**Exercise prompt**
Here are some records; return them all exactly.

(Records)
-.-.-

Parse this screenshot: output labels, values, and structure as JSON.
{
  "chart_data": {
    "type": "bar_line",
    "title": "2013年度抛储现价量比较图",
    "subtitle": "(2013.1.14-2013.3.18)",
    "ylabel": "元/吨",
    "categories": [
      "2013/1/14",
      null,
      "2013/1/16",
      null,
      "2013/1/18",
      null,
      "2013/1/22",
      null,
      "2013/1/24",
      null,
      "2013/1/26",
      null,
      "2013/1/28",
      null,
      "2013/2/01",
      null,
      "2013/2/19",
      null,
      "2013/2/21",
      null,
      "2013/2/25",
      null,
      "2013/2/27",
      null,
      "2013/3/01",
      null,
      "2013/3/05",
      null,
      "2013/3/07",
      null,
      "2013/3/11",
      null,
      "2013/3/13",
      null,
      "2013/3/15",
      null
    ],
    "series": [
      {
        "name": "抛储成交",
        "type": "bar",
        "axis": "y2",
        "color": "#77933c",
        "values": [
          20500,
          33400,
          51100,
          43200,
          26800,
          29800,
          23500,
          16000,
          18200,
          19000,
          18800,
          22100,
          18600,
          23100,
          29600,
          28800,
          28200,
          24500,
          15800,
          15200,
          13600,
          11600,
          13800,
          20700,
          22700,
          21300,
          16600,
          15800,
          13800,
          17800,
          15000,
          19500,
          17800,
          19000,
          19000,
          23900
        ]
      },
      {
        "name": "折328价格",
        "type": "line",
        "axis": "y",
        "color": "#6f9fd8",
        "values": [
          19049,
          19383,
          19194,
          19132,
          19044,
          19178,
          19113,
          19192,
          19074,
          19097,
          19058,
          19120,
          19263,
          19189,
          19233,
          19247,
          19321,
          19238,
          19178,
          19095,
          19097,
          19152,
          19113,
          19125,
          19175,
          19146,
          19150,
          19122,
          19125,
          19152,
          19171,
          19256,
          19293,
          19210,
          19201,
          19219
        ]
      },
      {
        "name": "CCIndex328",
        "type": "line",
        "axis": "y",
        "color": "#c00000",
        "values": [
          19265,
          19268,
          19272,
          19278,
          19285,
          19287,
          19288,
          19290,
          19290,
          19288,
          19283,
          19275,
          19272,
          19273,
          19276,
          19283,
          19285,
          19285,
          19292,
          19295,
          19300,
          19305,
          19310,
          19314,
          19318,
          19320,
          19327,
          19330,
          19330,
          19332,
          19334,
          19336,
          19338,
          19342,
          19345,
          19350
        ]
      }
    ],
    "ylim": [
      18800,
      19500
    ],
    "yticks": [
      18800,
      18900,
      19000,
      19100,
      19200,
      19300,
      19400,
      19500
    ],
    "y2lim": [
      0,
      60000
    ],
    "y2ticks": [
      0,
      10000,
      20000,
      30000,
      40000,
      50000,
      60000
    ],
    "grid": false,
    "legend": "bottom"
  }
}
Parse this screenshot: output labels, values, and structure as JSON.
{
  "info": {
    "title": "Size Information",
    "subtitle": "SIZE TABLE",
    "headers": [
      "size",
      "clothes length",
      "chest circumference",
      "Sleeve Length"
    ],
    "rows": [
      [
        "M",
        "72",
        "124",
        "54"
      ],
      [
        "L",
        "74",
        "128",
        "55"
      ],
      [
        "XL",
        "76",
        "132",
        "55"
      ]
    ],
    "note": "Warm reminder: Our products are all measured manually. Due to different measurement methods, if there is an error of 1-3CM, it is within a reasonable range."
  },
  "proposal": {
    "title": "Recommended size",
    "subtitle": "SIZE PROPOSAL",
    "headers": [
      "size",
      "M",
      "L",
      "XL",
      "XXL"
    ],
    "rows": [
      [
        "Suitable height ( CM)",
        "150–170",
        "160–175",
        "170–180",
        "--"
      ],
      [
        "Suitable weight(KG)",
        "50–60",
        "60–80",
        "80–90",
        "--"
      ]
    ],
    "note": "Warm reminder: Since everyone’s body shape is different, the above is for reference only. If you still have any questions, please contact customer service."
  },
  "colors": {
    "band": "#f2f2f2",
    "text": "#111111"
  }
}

-.-.-

**Right answer**
Parse this screenshot: output labels, values, and structure as JSON.
{
  "chart_data": {
    "type": "bar_line",
    "title": "2013年度抛储现价量比较图",
    "subtitle": "(2013.1.14-2013.3.18)",
    "ylabel": "元/吨",
    "categories": [
      "2013/1/14",
      null,
      "2013/1/16",
      null,
      "2013/1/18",
      null,
      "2013/1/22",
      null,
      "2013/1/24",
      null,
      "2013/1/26",
      null,
      "2013/1/28",
      null,
      "2013/2/01",
      null,
      "2013/2/19",
      null,
      "2013/2/21",
      null,
      "2013/2/25",
      null,
      "2013/2/27",
      null,
      "2013/3/01",
      null,
      "2013/3/05",
      null,
      "2013/3/07",
      null,
      "2013/3/11",
      null,
      "2013/3/13",
      null,
      "2013/3/15",
      null
    ],
    "series": [
      {
        "name": "抛储成交",
        "type": "bar",
        "axis": "y2",
        "color": "#77933c",
        "values": [
          20500,
          33400,
          51100,
          43200,
          26800,
          29800,
          23500,
          16000,
          18200,
          19000,
          18800,
          22100,
          18600,
          23100,
          29600,
          28800,
          28200,
          24500,
          15800,
          15200,
          13600,
          11600,
          13800,
          20700,
          22700,
          21300,
          16600,
          15800,
          13800,
          17800,
          15000,
          19500,
          17800,
          19000,
          19000,
          23900
        ]
      },
      {
        "name": "折328价格",
        "type": "line",
        "axis": "y",
        "color": "#6f9fd8",
        "values": [
          19049,
          19383,
          19194,
          19132,
          19044,
          19178,
          19113,
          19192,
          19074,
          19097,
          19058,
          19120,
          19263,
          19189,
          19233,
          19247,
          19321,
          19238,
          19178,
          19095,
          19097,
          19152,
          19113,
          19125,
          19175,
          19146,
          19150,
          19122,
          19125,
          19152,
          19171,
          19256,
          19293,
          19210,
          19201,
          19219
        ]
      },
      {
        "name": "CCIndex328",
        "type": "line",
        "axis": "y",
        "color": "#c00000",
        "values": [
          19265,
          19268,
          19272,
          19278,
          19285,
          19287,
          19288,
          19290,
          19290,
          19288,
          19283,
          19275,
          19272,
          19273,
          19276,
          19283,
          19285,
          19285,
          19292,
          19295,
          19300,
          19305,
          19310,
          19314,
          19318,
          19320,
          19327,
          19330,
          19330,
          19332,
          19334,
          19336,
          19338,
          19342,
          19345,
          19350
        ]
      }
    ],
    "ylim": [
      18800,
      19500
    ],
    "yticks": [
      18800,
      18900,
      19000,
      19100,
      19200,
      19300,
      19400,
      19500
    ],
    "y2lim": [
      0,
      60000
    ],
    "y2ticks": [
      0,
      10000,
      20000,
      30000,
      40000,
      50000,
      60000
    ],
    "grid": false,
    "legend": "bottom"
  }
}
Parse this screenshot: output labels, values, and structure as JSON.
{
  "info": {
    "title": "Size Information",
    "subtitle": "SIZE TABLE",
    "headers": [
      "size",
      "clothes length",
      "chest circumference",
      "Sleeve Length"
    ],
    "rows": [
      [
        "M",
        "72",
        "124",
        "54"
      ],
      [
        "L",
        "74",
        "128",
        "55"
      ],
      [
        "XL",
        "76",
        "132",
        "55"
      ]
    ],
    "note": "Warm reminder: Our products are all measured manually. Due to different measurement methods, if there is an error of 1-3CM, it is within a reasonable range."
  },
  "proposal": {
    "title": "Recommended size",
    "subtitle": "SIZE PROPOSAL",
    "headers": [
      "size",
      "M",
      "L",
      "XL",
      "XXL"
    ],
    "rows": [
      [
        "Suitable height ( CM)",
        "150–170",
        "160–175",
        "170–180",
        "--"
      ],
      [
        "Suitable weight(KG)",
        "50–60",
        "60–80",
        "80–90",
        "--"
      ]
    ],
    "note": "Warm reminder: Since everyone’s body shape is different, the above is for reference only. If you still have any questions, please contact customer service."
  },
  "colors": {
    "band": "#f2f2f2",
    "text": "#111111"
  }
}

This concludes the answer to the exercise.